- What to produce -
Give a verbatim quotation of every record.

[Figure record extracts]
== == ==

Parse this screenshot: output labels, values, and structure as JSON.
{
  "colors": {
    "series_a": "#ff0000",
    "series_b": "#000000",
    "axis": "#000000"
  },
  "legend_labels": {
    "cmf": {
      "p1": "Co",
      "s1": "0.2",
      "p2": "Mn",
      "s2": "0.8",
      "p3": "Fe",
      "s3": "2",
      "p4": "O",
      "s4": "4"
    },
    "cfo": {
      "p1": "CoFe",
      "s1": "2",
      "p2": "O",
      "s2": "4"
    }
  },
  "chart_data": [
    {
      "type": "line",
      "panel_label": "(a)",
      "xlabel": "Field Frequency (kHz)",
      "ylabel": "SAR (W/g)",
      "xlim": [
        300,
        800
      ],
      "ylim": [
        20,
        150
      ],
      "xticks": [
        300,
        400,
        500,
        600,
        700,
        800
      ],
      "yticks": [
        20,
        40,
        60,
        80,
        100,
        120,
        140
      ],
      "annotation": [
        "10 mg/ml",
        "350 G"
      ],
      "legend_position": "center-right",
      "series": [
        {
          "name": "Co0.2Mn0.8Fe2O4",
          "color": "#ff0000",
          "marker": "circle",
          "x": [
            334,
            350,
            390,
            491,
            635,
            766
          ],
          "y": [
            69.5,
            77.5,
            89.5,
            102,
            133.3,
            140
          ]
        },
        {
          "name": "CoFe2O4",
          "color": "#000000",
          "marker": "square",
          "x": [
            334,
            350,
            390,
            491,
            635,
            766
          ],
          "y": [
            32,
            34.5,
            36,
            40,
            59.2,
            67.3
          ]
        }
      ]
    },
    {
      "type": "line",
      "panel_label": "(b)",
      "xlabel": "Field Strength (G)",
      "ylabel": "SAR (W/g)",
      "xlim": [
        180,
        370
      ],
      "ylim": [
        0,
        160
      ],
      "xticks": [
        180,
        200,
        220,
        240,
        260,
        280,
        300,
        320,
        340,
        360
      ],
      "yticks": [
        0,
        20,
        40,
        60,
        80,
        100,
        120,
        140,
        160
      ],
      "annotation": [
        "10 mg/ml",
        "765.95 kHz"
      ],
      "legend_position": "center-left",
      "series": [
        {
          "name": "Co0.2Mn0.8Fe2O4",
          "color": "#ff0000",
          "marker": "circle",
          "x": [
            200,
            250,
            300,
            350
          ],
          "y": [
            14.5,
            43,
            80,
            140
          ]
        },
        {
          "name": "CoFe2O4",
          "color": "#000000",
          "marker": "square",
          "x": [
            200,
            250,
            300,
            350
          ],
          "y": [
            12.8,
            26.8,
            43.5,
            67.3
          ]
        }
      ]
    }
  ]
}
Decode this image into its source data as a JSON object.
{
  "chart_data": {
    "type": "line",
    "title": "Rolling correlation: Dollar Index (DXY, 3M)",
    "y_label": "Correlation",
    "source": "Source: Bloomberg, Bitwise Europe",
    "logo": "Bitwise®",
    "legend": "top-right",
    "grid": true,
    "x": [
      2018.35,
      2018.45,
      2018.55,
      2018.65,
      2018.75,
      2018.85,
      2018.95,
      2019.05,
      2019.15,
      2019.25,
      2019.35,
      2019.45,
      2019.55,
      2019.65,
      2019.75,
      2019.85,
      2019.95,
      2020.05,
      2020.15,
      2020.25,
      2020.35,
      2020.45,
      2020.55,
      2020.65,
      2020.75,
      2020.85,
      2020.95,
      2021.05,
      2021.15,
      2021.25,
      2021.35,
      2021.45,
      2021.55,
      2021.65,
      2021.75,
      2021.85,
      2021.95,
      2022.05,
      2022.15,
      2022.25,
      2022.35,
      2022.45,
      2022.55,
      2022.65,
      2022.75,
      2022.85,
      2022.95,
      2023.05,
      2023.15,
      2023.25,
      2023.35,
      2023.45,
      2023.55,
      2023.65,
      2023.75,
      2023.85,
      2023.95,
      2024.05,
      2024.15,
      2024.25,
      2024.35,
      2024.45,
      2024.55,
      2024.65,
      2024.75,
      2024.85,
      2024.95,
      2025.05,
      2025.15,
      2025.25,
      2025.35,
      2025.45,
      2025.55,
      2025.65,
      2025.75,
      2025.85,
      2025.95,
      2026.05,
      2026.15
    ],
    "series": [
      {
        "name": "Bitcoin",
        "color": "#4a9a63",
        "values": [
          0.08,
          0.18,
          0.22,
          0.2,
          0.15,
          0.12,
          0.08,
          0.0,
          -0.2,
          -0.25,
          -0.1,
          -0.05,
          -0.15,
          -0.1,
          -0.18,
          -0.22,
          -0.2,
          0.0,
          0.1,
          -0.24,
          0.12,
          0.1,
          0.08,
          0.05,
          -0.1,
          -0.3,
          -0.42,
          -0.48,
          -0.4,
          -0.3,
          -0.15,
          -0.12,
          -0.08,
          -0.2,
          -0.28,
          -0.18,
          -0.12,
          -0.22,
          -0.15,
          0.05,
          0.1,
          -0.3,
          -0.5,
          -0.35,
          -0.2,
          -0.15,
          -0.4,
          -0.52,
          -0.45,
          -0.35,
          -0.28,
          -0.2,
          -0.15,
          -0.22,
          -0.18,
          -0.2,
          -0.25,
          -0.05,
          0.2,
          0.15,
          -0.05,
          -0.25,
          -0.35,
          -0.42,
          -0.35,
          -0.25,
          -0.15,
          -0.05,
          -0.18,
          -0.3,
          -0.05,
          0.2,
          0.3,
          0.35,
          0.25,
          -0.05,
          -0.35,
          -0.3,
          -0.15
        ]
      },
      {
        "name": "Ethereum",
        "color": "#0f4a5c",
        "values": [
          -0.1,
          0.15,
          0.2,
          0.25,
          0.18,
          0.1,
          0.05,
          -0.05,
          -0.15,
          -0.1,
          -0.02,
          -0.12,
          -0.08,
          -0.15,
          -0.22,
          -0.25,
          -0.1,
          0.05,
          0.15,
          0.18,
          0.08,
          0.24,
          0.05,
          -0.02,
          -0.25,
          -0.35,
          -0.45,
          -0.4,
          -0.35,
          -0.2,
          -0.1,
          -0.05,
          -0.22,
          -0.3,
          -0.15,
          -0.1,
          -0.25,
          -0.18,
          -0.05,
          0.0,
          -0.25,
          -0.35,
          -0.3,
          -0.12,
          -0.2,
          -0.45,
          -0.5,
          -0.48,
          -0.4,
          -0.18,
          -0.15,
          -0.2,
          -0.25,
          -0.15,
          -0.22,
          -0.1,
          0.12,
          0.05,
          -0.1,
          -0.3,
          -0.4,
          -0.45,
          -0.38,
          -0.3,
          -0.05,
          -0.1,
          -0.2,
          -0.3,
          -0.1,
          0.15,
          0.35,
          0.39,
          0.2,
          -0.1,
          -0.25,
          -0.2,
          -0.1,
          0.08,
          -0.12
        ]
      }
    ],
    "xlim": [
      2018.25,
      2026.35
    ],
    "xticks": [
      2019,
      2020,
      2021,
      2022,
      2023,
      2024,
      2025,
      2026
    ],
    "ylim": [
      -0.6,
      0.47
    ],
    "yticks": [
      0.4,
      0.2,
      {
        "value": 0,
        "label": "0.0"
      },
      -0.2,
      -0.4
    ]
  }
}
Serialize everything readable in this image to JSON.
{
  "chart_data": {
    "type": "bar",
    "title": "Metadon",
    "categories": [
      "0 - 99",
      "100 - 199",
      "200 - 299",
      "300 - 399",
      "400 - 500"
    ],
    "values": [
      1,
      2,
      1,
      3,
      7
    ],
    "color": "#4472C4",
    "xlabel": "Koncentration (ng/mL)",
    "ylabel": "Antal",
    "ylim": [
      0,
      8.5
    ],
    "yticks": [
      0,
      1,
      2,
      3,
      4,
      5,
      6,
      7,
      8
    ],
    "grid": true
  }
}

== == ==

- Answer below -
Parse this screenshot: output labels, values, and structure as JSON.
{
  "colors": {
    "series_a": "#ff0000",
    "series_b": "#000000",
    "axis": "#000000"
  },
  "legend_labels": {
    "cmf": {
      "p1": "Co",
      "s1": "0.2",
      "p2": "Mn",
      "s2": "0.8",
      "p3": "Fe",
      "s3": "2",
      "p4": "O",
      "s4": "4"
    },
    "cfo": {
      "p1": "CoFe",
      "s1": "2",
      "p2": "O",
      "s2": "4"
    }
  },
  "chart_data": [
    {
      "type": "line",
      "panel_label": "(a)",
      "xlabel": "Field Frequency (kHz)",
      "ylabel": "SAR (W/g)",
      "xlim": [
        300,
        800
      ],
      "ylim": [
        20,
        150
      ],
      "xticks": [
        300,
        400,
        500,
        600,
        700,
        800
      ],
      "yticks": [
        20,
        40,
        60,
        80,
        100,
        120,
        140
      ],
      "annotation": [
        "10 mg/ml",
        "350 G"
      ],
      "legend_position": "center-right",
      "series": [
        {
          "name": "Co0.2Mn0.8Fe2O4",
          "color": "#ff0000",
          "marker": "circle",
          "x": [
            334,
            350,
            390,
            491,
            635,
            766
          ],
          "y": [
            69.5,
            77.5,
            89.5,
            102,
            133.3,
            140
          ]
        },
        {
          "name": "CoFe2O4",
          "color": "#000000",
          "marker": "square",
          "x": [
            334,
            350,
            390,
            491,
            635,
            766
          ],
          "y": [
            32,
            34.5,
            36,
            40,
            59.2,
            67.3
          ]
        }
      ]
    },
    {
      "type": "line",
      "panel_label": "(b)",
      "xlabel": "Field Strength (G)",
      "ylabel": "SAR (W/g)",
      "xlim": [
        180,
        370
      ],
      "ylim": [
        0,
        160
      ],
      "xticks": [
        180,
        200,
        220,
        240,
        260,
        280,
        300,
        320,
        340,
        360
      ],
      "yticks": [
        0,
        20,
        40,
        60,
        80,
        100,
        120,
        140,
        160
      ],
      "annotation": [
        "10 mg/ml",
        "765.95 kHz"
      ],
      "legend_position": "center-left",
      "series": [
        {
          "name": "Co0.2Mn0.8Fe2O4",
          "color": "#ff0000",
          "marker": "circle",
          "x": [
            200,
            250,
            300,
            350
          ],
          "y": [
            14.5,
            43,
            80,
            140
          ]
        },
        {
          "name": "CoFe2O4",
          "color": "#000000",
          "marker": "square",
          "x": [
            200,
            250,
            300,
            350
          ],
          "y": [
            12.8,
            26.8,
            43.5,
            67.3
          ]
        }
      ]
    }
  ]
}
Decode this image into its source data as a JSON object.
{
  "chart_data": {
    "type": "line",
    "title": "Rolling correlation: Dollar Index (DXY, 3M)",
    "y_label": "Correlation",
    "source": "Source: Bloomberg, Bitwise Europe",
    "logo": "Bitwise®",
    "legend": "top-right",
    "grid": true,
    "x": [
      2018.35,
      2018.45,
      2018.55,
      2018.65,
      2018.75,
      2018.85,
      2018.95,
      2019.05,
      2019.15,
      2019.25,
      2019.35,
      2019.45,
      2019.55,
      2019.65,
      2019.75,
      2019.85,
      2019.95,
      2020.05,
      2020.15,
      2020.25,
      2020.35,
      2020.45,
      2020.55,
      2020.65,
      2020.75,
      2020.85,
      2020.95,
      2021.05,
      2021.15,
      2021.25,
      2021.35,
      2021.45,
      2021.55,
      2021.65,
      2021.75,
      2021.85,
      2021.95,
      2022.05,
      2022.15,
      2022.25,
      2022.35,
      2022.45,
      2022.55,
      2022.65,
      2022.75,
      2022.85,
      2022.95,
      2023.05,
      2023.15,
      2023.25,
      2023.35,
      2023.45,
      2023.55,
      2023.65,
      2023.75,
      2023.85,
      2023.95,
      2024.05,
      2024.15,
      2024.25,
      2024.35,
      2024.45,
      2024.55,
      2024.65,
      2024.75,
      2024.85,
      2024.95,
      2025.05,
      2025.15,
      2025.25,
      2025.35,
      2025.45,
      2025.55,
      2025.65,
      2025.75,
      2025.85,
      2025.95,
      2026.05,
      2026.15
    ],
    "series": [
      {
        "name": "Bitcoin",
        "color": "#4a9a63",
        "values": [
          0.08,
          0.18,
          0.22,
          0.2,
          0.15,
          0.12,
          0.08,
          0.0,
          -0.2,
          -0.25,
          -0.1,
          -0.05,
          -0.15,
          -0.1,
          -0.18,
          -0.22,
          -0.2,
          0.0,
          0.1,
          -0.24,
          0.12,
          0.1,
          0.08,
          0.05,
          -0.1,
          -0.3,
          -0.42,
          -0.48,
          -0.4,
          -0.3,
          -0.15,
          -0.12,
          -0.08,
          -0.2,
          -0.28,
          -0.18,
          -0.12,
          -0.22,
          -0.15,
          0.05,
          0.1,
          -0.3,
          -0.5,
          -0.35,
          -0.2,
          -0.15,
          -0.4,
          -0.52,
          -0.45,
          -0.35,
          -0.28,
          -0.2,
          -0.15,
          -0.22,
          -0.18,
          -0.2,
          -0.25,
          -0.05,
          0.2,
          0.15,
          -0.05,
          -0.25,
          -0.35,
          -0.42,
          -0.35,
          -0.25,
          -0.15,
          -0.05,
          -0.18,
          -0.3,
          -0.05,
          0.2,
          0.3,
          0.35,
          0.25,
          -0.05,
          -0.35,
          -0.3,
          -0.15
        ]
      },
      {
        "name": "Ethereum",
        "color": "#0f4a5c",
        "values": [
          -0.1,
          0.15,
          0.2,
          0.25,
          0.18,
          0.1,
          0.05,
          -0.05,
          -0.15,
          -0.1,
          -0.02,
          -0.12,
          -0.08,
          -0.15,
          -0.22,
          -0.25,
          -0.1,
          0.05,
          0.15,
          0.18,
          0.08,
          0.24,
          0.05,
          -0.02,
          -0.25,
          -0.35,
          -0.45,
          -0.4,
          -0.35,
          -0.2,
          -0.1,
          -0.05,
          -0.22,
          -0.3,
          -0.15,
          -0.1,
          -0.25,
          -0.18,
          -0.05,
          0.0,
          -0.25,
          -0.35,
          -0.3,
          -0.12,
          -0.2,
          -0.45,
          -0.5,
          -0.48,
          -0.4,
          -0.18,
          -0.15,
          -0.2,
          -0.25,
          -0.15,
          -0.22,
          -0.1,
          0.12,
          0.05,
          -0.1,
          -0.3,
          -0.4,
          -0.45,
          -0.38,
          -0.3,
          -0.05,
          -0.1,
          -0.2,
          -0.3,
          -0.1,
          0.15,
          0.35,
          0.39,
          0.2,
          -0.1,
          -0.25,
          -0.2,
          -0.1,
          0.08,
          -0.12
        ]
      }
    ],
    "xlim": [
      2018.25,
      2026.35
    ],
    "xticks": [
      2019,
      2020,
      2021,
      2022,
      2023,
      2024,
      2025,
      2026
    ],
    "ylim": [
      -0.6,
      0.47
    ],
    "yticks": [
      0.4,
      0.2,
      {
        "value": 0,
        "label": "0.0"
      },
      -0.2,
      -0.4
    ]
  }
}
Serialize everything readable in this image to JSON.
{
  "chart_data": {
    "type": "bar",
    "title": "Metadon",
    "categories": [
      "0 - 99",
      "100 - 199",
      "200 - 299",
      "300 - 399",
      "400 - 500"
    ],
    "values": [
      1,
      2,
      1,
      3,
      7
    ],
    "color": "#4472C4",
    "xlabel": "Koncentration (ng/mL)",
    "ylabel": "Antal",
    "ylim": [
      0,
      8.5
    ],
    "yticks": [
      0,
      1,
      2,
      3,
      4,
      5,
      6,
      7,
      8
    ],
    "grid": true
  }
}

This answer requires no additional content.